> **STATED EXERCISE**
Filter the entries, keeping every line with the word "有的有尾巴的是哺乳动物".

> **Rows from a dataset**
┌──

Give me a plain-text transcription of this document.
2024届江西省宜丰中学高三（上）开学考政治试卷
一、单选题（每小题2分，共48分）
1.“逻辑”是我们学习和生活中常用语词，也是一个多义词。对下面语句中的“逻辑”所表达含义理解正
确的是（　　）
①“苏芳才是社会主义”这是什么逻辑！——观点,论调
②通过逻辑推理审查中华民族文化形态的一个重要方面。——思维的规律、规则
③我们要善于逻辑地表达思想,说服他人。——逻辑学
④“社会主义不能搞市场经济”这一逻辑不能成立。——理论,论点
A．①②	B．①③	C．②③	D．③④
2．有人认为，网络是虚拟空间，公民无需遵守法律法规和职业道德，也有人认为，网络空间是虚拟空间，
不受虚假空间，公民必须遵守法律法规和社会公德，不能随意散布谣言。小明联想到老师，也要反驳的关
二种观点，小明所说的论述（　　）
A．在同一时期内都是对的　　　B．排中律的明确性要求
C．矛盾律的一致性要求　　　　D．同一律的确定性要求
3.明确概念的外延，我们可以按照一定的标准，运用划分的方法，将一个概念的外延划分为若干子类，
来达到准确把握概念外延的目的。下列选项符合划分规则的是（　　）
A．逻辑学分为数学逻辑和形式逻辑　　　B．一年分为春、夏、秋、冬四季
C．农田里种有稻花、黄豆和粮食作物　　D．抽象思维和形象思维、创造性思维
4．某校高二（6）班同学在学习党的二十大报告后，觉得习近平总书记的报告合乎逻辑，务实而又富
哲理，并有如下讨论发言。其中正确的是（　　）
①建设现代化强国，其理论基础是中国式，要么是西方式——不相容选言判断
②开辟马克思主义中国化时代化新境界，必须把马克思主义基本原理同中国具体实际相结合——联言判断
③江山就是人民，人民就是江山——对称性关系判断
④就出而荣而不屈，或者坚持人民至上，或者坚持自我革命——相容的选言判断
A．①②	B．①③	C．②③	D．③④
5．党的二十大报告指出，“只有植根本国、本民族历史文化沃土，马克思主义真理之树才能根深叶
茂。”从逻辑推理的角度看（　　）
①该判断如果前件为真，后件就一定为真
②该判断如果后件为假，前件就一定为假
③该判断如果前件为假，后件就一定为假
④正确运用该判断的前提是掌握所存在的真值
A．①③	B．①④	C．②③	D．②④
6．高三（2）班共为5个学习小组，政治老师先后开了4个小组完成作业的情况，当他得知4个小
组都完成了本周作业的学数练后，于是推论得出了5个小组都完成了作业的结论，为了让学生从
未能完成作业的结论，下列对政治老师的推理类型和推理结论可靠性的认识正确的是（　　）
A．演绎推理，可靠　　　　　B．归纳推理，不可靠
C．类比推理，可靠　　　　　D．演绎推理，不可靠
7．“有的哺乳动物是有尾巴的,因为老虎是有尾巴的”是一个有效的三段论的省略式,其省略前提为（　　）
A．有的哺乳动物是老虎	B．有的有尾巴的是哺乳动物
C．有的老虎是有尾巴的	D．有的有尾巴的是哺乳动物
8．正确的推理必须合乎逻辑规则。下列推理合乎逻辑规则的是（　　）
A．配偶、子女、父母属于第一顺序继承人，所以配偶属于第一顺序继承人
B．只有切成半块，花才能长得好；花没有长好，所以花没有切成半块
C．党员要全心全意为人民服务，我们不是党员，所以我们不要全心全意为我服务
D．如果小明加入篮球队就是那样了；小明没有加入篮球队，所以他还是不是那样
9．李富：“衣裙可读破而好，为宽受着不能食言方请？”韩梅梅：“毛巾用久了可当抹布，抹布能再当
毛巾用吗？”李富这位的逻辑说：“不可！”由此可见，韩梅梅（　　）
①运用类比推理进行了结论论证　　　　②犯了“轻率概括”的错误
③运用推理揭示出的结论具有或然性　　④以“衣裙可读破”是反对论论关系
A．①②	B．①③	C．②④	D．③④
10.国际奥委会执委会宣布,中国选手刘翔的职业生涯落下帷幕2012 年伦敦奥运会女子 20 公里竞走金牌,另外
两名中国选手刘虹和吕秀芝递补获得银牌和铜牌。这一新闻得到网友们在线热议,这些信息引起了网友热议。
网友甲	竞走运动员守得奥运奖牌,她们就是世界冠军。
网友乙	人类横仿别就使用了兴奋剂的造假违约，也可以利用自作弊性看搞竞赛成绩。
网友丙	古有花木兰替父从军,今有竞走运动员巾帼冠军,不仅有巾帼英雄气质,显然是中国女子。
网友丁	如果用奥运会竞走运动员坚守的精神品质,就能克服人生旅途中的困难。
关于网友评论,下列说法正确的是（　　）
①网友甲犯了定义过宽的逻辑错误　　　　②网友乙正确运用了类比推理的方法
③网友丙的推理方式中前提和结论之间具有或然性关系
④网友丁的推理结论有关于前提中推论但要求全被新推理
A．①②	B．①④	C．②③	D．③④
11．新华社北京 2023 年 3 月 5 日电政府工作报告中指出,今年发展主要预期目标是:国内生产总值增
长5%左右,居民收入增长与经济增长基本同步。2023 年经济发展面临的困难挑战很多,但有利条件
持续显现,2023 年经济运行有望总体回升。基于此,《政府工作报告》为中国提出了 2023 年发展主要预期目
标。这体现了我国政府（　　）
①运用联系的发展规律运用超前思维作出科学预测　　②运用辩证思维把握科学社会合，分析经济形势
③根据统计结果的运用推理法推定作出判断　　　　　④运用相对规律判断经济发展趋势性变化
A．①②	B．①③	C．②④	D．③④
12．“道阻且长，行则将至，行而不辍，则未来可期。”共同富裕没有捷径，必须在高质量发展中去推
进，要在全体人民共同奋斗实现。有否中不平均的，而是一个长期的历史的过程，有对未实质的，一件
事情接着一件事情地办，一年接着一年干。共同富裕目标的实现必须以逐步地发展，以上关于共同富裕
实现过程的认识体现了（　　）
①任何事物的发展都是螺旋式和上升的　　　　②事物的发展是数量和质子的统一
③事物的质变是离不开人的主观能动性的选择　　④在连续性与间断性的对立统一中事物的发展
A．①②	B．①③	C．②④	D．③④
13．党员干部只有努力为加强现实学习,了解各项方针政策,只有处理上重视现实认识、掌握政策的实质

└──

> **EXERCISE ANSWER**
A．有的哺乳动物是老虎	B．有的有尾巴的是哺乳动物
C．有的老虎是有尾巴的	D．有的有尾巴的是哺乳动物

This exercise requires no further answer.